What the task requires:
Filter the records below down to lines containing "label".

## begin Given information

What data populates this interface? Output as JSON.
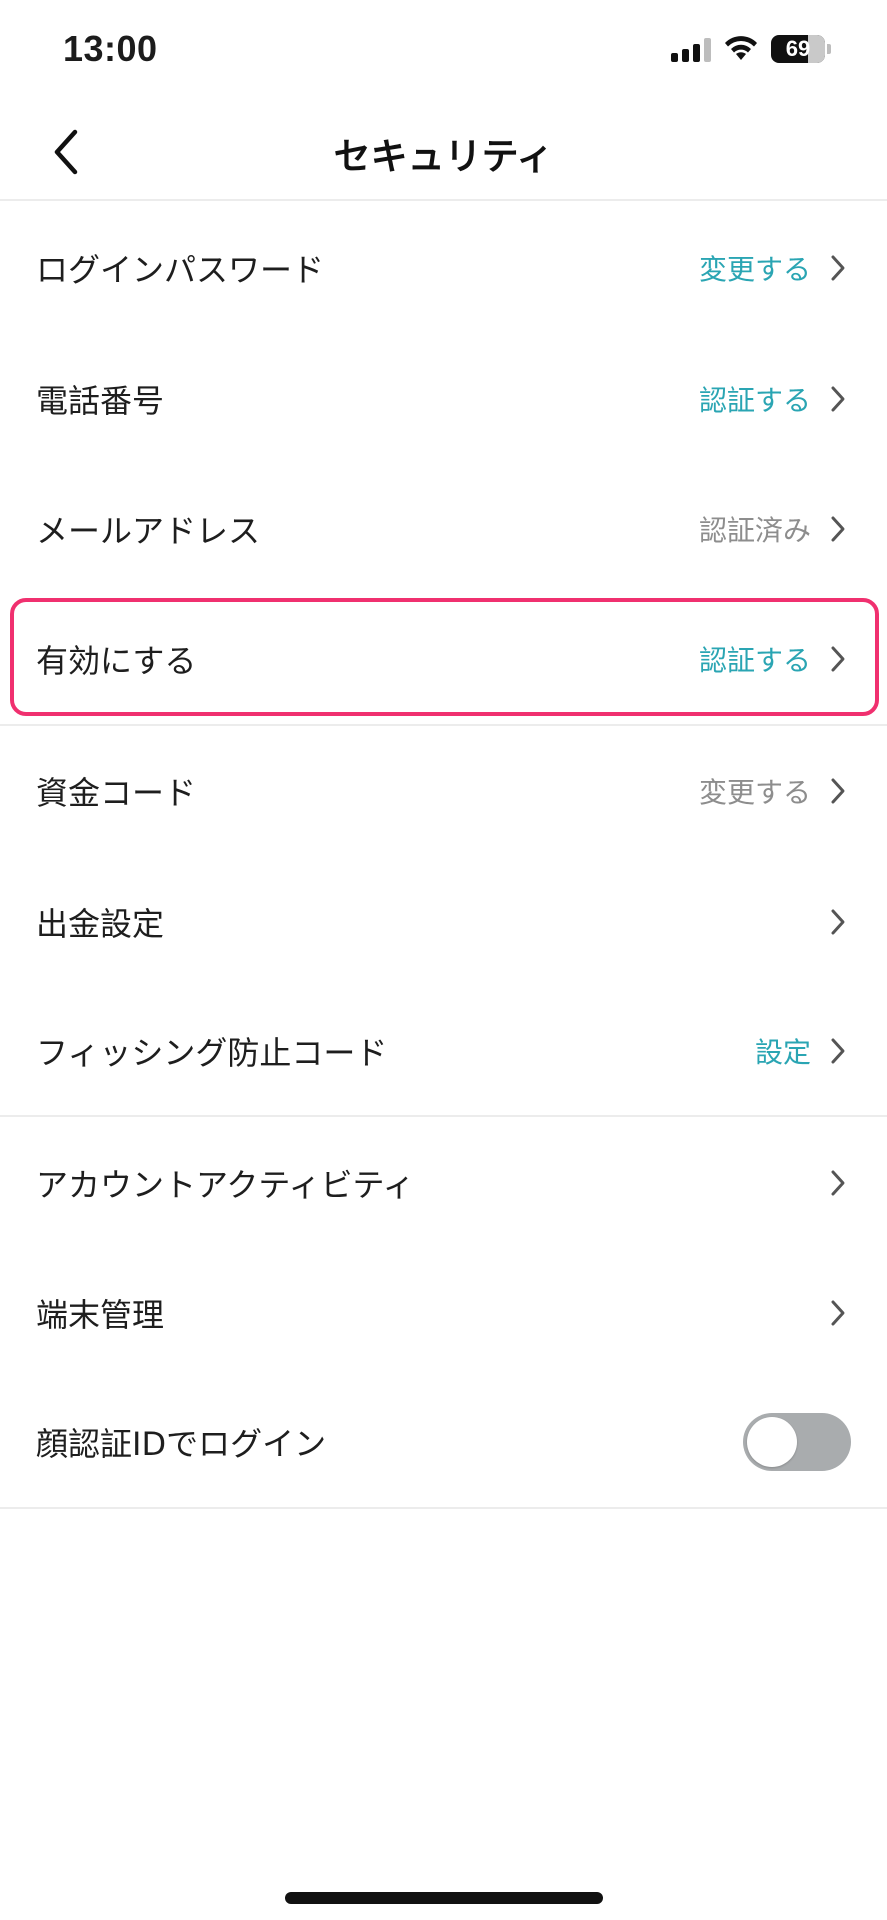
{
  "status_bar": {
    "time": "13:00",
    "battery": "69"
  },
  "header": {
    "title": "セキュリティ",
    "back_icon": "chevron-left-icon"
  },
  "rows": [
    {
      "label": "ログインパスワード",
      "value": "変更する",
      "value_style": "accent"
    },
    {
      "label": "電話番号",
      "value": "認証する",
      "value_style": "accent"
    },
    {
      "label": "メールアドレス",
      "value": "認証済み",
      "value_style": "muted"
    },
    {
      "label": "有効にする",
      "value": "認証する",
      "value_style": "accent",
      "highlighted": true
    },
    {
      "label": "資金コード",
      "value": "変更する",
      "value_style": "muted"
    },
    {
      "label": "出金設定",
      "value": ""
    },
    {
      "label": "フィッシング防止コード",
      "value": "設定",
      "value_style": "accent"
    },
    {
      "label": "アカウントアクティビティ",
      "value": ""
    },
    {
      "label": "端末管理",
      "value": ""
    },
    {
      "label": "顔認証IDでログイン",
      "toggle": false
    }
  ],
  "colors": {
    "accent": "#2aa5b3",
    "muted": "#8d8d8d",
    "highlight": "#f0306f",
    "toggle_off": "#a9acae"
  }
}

## end Given information

Task answer:
      "label": "ログインパスワード",
      "label": "電話番号",
      "label": "メールアドレス",
      "label": "有効にする",
      "label": "資金コード",
      "label": "出金設定",
      "label": "フィッシング防止コード",
      "label": "アカウントアクティビティ",
      "label": "端末管理",
      "label": "顔認証IDでログイン",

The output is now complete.